AIM OF THE TASK >> Will you print the material below without altering a single character?

[START OF GIVEN INFORMATION]

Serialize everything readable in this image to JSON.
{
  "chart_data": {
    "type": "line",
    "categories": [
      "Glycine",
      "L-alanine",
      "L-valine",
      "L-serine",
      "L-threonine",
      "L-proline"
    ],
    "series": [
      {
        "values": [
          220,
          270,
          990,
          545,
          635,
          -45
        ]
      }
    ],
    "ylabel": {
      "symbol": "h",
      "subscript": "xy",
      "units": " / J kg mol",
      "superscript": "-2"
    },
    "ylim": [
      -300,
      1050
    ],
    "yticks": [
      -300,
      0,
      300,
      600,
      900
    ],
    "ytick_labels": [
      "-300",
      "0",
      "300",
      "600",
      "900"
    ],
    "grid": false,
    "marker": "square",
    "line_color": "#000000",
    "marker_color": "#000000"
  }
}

[END OF GIVEN INFORMATION]

TASK RESULT >>
Serialize everything readable in this image to JSON.
{
  "chart_data": {
    "type": "line",
    "categories": [
      "Glycine",
      "L-alanine",
      "L-valine",
      "L-serine",
      "L-threonine",
      "L-proline"
    ],
    "series": [
      {
        "values": [
          220,
          270,
          990,
          545,
          635,
          -45
        ]
      }
    ],
    "ylabel": {
      "symbol": "h",
      "subscript": "xy",
      "units": " / J kg mol",
      "superscript": "-2"
    },
    "ylim": [
      -300,
      1050
    ],
    "yticks": [
      -300,
      0,
      300,
      600,
      900
    ],
    "ytick_labels": [
      "-300",
      "0",
      "300",
      "600",
      "900"
    ],
    "grid": false,
    "marker": "square",
    "line_color": "#000000",
    "marker_color": "#000000"
  }
}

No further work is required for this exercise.